**GIVEN EXERCISE:** Write out the records again, exactly, leaving none out.

**DATA PROVIDED:**
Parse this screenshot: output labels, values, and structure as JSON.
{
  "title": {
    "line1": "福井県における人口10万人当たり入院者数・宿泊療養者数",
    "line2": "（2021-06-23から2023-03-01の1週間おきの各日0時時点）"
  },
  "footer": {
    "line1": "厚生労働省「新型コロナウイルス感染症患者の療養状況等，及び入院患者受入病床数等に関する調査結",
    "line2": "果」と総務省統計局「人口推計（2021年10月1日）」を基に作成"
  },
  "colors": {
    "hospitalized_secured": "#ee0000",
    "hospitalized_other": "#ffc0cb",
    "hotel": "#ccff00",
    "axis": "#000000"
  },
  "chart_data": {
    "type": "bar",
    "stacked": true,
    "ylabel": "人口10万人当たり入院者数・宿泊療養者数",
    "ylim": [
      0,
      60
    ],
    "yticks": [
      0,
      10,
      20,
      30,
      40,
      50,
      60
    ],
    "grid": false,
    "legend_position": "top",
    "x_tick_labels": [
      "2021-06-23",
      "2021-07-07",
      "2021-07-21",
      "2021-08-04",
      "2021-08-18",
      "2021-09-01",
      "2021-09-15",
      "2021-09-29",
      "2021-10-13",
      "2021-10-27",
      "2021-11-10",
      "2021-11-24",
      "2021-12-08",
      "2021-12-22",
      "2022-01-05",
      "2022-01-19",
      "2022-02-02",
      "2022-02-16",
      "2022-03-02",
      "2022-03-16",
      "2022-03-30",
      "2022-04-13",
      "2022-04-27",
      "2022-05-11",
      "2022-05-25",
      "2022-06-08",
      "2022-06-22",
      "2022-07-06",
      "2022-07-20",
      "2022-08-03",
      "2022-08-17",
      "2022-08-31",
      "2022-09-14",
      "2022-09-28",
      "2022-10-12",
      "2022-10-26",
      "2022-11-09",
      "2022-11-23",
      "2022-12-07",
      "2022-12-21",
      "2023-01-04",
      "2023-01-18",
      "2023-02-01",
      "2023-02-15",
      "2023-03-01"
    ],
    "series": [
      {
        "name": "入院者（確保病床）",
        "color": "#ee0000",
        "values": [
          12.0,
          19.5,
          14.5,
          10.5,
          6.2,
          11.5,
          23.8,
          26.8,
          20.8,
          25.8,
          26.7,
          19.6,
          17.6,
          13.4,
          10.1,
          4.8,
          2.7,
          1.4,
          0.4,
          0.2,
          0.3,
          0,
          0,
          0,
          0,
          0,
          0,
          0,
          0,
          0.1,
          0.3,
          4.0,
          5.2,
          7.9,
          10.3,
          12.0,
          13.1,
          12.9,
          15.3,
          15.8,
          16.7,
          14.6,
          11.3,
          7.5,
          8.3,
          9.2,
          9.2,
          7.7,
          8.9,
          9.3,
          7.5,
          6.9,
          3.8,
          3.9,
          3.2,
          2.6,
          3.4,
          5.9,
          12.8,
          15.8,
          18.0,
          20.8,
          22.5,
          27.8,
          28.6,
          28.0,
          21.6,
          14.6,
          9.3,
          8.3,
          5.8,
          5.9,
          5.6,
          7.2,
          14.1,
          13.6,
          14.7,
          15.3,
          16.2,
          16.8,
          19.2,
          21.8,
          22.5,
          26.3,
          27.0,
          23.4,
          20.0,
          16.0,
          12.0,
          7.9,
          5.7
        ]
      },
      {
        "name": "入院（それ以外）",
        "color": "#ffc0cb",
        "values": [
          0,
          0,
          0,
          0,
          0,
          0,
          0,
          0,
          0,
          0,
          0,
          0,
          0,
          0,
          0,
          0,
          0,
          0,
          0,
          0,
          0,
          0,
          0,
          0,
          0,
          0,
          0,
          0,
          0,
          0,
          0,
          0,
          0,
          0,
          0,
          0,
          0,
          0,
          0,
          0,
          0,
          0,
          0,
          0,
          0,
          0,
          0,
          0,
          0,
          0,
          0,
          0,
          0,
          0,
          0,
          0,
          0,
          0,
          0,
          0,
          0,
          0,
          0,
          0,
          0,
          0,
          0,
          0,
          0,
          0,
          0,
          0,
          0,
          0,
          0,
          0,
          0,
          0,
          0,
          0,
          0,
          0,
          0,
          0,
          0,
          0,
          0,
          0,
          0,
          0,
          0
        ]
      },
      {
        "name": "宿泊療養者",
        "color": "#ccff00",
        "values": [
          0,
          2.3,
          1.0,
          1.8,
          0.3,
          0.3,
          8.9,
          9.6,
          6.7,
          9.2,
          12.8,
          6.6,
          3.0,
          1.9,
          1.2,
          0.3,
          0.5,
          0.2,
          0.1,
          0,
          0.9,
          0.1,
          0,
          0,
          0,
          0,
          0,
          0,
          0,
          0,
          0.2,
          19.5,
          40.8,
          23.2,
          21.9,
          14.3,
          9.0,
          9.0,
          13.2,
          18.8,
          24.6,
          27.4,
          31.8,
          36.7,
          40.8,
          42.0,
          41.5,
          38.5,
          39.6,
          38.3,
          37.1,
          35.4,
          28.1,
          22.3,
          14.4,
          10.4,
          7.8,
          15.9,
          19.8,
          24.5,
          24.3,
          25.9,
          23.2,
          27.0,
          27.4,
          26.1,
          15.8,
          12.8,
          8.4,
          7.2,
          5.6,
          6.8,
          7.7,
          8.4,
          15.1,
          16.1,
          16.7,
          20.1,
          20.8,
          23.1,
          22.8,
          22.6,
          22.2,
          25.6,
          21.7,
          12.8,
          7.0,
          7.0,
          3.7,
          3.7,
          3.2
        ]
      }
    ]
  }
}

**REPLY TO THE EXERCISE:**
Parse this screenshot: output labels, values, and structure as JSON.
{
  "title": {
    "line1": "福井県における人口10万人当たり入院者数・宿泊療養者数",
    "line2": "（2021-06-23から2023-03-01の1週間おきの各日0時時点）"
  },
  "footer": {
    "line1": "厚生労働省「新型コロナウイルス感染症患者の療養状況等，及び入院患者受入病床数等に関する調査結",
    "line2": "果」と総務省統計局「人口推計（2021年10月1日）」を基に作成"
  },
  "colors": {
    "hospitalized_secured": "#ee0000",
    "hospitalized_other": "#ffc0cb",
    "hotel": "#ccff00",
    "axis": "#000000"
  },
  "chart_data": {
    "type": "bar",
    "stacked": true,
    "ylabel": "人口10万人当たり入院者数・宿泊療養者数",
    "ylim": [
      0,
      60
    ],
    "yticks": [
      0,
      10,
      20,
      30,
      40,
      50,
      60
    ],
    "grid": false,
    "legend_position": "top",
    "x_tick_labels": [
      "2021-06-23",
      "2021-07-07",
      "2021-07-21",
      "2021-08-04",
      "2021-08-18",
      "2021-09-01",
      "2021-09-15",
      "2021-09-29",
      "2021-10-13",
      "2021-10-27",
      "2021-11-10",
      "2021-11-24",
      "2021-12-08",
      "2021-12-22",
      "2022-01-05",
      "2022-01-19",
      "2022-02-02",
      "2022-02-16",
      "2022-03-02",
      "2022-03-16",
      "2022-03-30",
      "2022-04-13",
      "2022-04-27",
      "2022-05-11",
      "2022-05-25",
      "2022-06-08",
      "2022-06-22",
      "2022-07-06",
      "2022-07-20",
      "2022-08-03",
      "2022-08-17",
      "2022-08-31",
      "2022-09-14",
      "2022-09-28",
      "2022-10-12",
      "2022-10-26",
      "2022-11-09",
      "2022-11-23",
      "2022-12-07",
      "2022-12-21",
      "2023-01-04",
      "2023-01-18",
      "2023-02-01",
      "2023-02-15",
      "2023-03-01"
    ],
    "series": [
      {
        "name": "入院者（確保病床）",
        "color": "#ee0000",
        "values": [
          12.0,
          19.5,
          14.5,
          10.5,
          6.2,
          11.5,
          23.8,
          26.8,
          20.8,
          25.8,
          26.7,
          19.6,
          17.6,
          13.4,
          10.1,
          4.8,
          2.7,
          1.4,
          0.4,
          0.2,
          0.3,
          0,
          0,
          0,
          0,
          0,
          0,
          0,
          0,
          0.1,
          0.3,
          4.0,
          5.2,
          7.9,
          10.3,
          12.0,
          13.1,
          12.9,
          15.3,
          15.8,
          16.7,
          14.6,
          11.3,
          7.5,
          8.3,
          9.2,
          9.2,
          7.7,
          8.9,
          9.3,
          7.5,
          6.9,
          3.8,
          3.9,
          3.2,
          2.6,
          3.4,
          5.9,
          12.8,
          15.8,
          18.0,
          20.8,
          22.5,
          27.8,
          28.6,
          28.0,
          21.6,
          14.6,
          9.3,
          8.3,
          5.8,
          5.9,
          5.6,
          7.2,
          14.1,
          13.6,
          14.7,
          15.3,
          16.2,
          16.8,
          19.2,
          21.8,
          22.5,
          26.3,
          27.0,
          23.4,
          20.0,
          16.0,
          12.0,
          7.9,
          5.7
        ]
      },
      {
        "name": "入院（それ以外）",
        "color": "#ffc0cb",
        "values": [
          0,
          0,
          0,
          0,
          0,
          0,
          0,
          0,
          0,
          0,
          0,
          0,
          0,
          0,
          0,
          0,
          0,
          0,
          0,
          0,
          0,
          0,
          0,
          0,
          0,
          0,
          0,
          0,
          0,
          0,
          0,
          0,
          0,
          0,
          0,
          0,
          0,
          0,
          0,
          0,
          0,
          0,
          0,
          0,
          0,
          0,
          0,
          0,
          0,
          0,
          0,
          0,
          0,
          0,
          0,
          0,
          0,
          0,
          0,
          0,
          0,
          0,
          0,
          0,
          0,
          0,
          0,
          0,
          0,
          0,
          0,
          0,
          0,
          0,
          0,
          0,
          0,
          0,
          0,
          0,
          0,
          0,
          0,
          0,
          0,
          0,
          0,
          0,
          0,
          0,
          0
        ]
      },
      {
        "name": "宿泊療養者",
        "color": "#ccff00",
        "values": [
          0,
          2.3,
          1.0,
          1.8,
          0.3,
          0.3,
          8.9,
          9.6,
          6.7,
          9.2,
          12.8,
          6.6,
          3.0,
          1.9,
          1.2,
          0.3,
          0.5,
          0.2,
          0.1,
          0,
          0.9,
          0.1,
          0,
          0,
          0,
          0,
          0,
          0,
          0,
          0,
          0.2,
          19.5,
          40.8,
          23.2,
          21.9,
          14.3,
          9.0,
          9.0,
          13.2,
          18.8,
          24.6,
          27.4,
          31.8,
          36.7,
          40.8,
          42.0,
          41.5,
          38.5,
          39.6,
          38.3,
          37.1,
          35.4,
          28.1,
          22.3,
          14.4,
          10.4,
          7.8,
          15.9,
          19.8,
          24.5,
          24.3,
          25.9,
          23.2,
          27.0,
          27.4,
          26.1,
          15.8,
          12.8,
          8.4,
          7.2,
          5.6,
          6.8,
          7.7,
          8.4,
          15.1,
          16.1,
          16.7,
          20.1,
          20.8,
          23.1,
          22.8,
          22.6,
          22.2,
          25.6,
          21.7,
          12.8,
          7.0,
          7.0,
          3.7,
          3.7,
          3.2
        ]
      }
    ]
  }
}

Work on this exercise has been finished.